*Tarefa 1:*
No texto sobre as reservas de Moçambique em moeda estrangeira, em que valor o Comité de Política Monetária manteve a taxa MIMO?
*Tarefa 2:*
Retome o texto sobre as reservas de Moçambique em moeda estrangeira logo a seguir à sua última frase.

*Excerto:*
*****

As reservas de Moçambique em moeda estrangeira terminam 2019 em “níveis confortáveis”, anunciou hoje o banco central após a última reunião do ano do seu Comité de Política Monetária (CPMO).

“As reservas internacionais do país continuam em níveis confortáveis”, anunciou o órgão em comunicado.

“Na primeira semana de dezembro, as reservas internacionais brutas situaram-se em 3.661 milhões de dólares (3.290 milhões de euros), suficientes para cobrir mais de seis meses de importações, excluindo os grandes projetos”, acrescentou.

O Comité de Política Monetária (CPMO) do Banco de Moçambique decidiu hoje manter a taxa de juro de política monetária (taxa MIMO) em 12,75%, devido a riscos inflacionários, como o agravamento da “instabilidade militar”.

Ainda assim, diz manterem-se as previsões de recuperação do crescimento económico em 2020, mesmo que “abaixo do seu potencial”.

O Produto Interno Bruto (PIB) de Moçambique cresceu 2% no terceiro trimestre deste ano face ao período homólogo, o que significa que a economia moçambicana desacelerou pelo terceiro trimestre consecutivo, segundo o Instituto Nacional de Estatística (INE) do país.

*****

*Listagem de dados:*

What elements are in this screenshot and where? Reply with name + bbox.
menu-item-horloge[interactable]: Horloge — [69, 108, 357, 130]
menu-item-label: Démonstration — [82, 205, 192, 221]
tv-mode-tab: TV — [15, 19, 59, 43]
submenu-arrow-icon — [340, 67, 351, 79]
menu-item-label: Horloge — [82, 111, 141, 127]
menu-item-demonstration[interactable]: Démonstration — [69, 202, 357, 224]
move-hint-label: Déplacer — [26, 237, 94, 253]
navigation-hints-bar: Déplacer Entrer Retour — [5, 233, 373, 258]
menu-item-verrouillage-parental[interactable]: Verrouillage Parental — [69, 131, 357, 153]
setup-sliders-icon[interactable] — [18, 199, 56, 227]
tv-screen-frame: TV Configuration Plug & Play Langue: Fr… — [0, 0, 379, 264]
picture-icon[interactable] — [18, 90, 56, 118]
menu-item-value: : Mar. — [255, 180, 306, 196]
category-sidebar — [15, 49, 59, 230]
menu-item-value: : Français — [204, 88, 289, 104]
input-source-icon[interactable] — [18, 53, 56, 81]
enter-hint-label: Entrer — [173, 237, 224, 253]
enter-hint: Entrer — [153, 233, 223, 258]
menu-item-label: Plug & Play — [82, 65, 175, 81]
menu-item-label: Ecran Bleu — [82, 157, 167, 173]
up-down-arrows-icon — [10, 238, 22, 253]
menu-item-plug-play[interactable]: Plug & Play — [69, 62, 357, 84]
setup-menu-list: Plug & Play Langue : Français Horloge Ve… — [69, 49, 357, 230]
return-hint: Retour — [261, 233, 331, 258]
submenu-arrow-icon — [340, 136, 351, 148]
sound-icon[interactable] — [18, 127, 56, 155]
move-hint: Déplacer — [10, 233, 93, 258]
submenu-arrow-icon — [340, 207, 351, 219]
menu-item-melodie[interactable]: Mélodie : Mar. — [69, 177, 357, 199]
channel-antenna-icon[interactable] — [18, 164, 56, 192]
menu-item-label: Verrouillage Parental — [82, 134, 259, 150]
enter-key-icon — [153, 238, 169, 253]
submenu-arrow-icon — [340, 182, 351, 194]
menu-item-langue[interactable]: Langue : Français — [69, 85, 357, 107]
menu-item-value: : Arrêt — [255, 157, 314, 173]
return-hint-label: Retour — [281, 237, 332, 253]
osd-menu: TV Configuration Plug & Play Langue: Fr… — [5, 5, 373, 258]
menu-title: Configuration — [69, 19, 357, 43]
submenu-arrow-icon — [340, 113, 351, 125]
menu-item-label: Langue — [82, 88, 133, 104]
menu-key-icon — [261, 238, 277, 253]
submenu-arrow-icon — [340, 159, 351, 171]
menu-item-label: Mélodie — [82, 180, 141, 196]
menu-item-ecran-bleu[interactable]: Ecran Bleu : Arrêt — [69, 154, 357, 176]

*****

*Resposta 1:*
Em 12,75%.

*Resposta 2:*
O Banco de Moçambique anunciou hoje que a dívida pública interna diminuiu ligeiramente desde a última reunião do CPMO, em 31 de outubro.

“A dívida pública interna, contraída com recurso a Bilhetes do Tesouro, Obrigações do Tesouro e adiantamentos do Banco de Moçambique, reduziu-se de 140.610 para 140.073 milhões de meticais [cerca de 2.000 milhões de euros].

A redução reflete “a amortização de Obrigações de Tesouro em cerca de 567 milhões de meticais [oito milhões de euros]” e não tomam em consideração outros valores da dívida pública interna, tais como contratos de mútuo e de locação financeira, assim como responsabilidades em mora.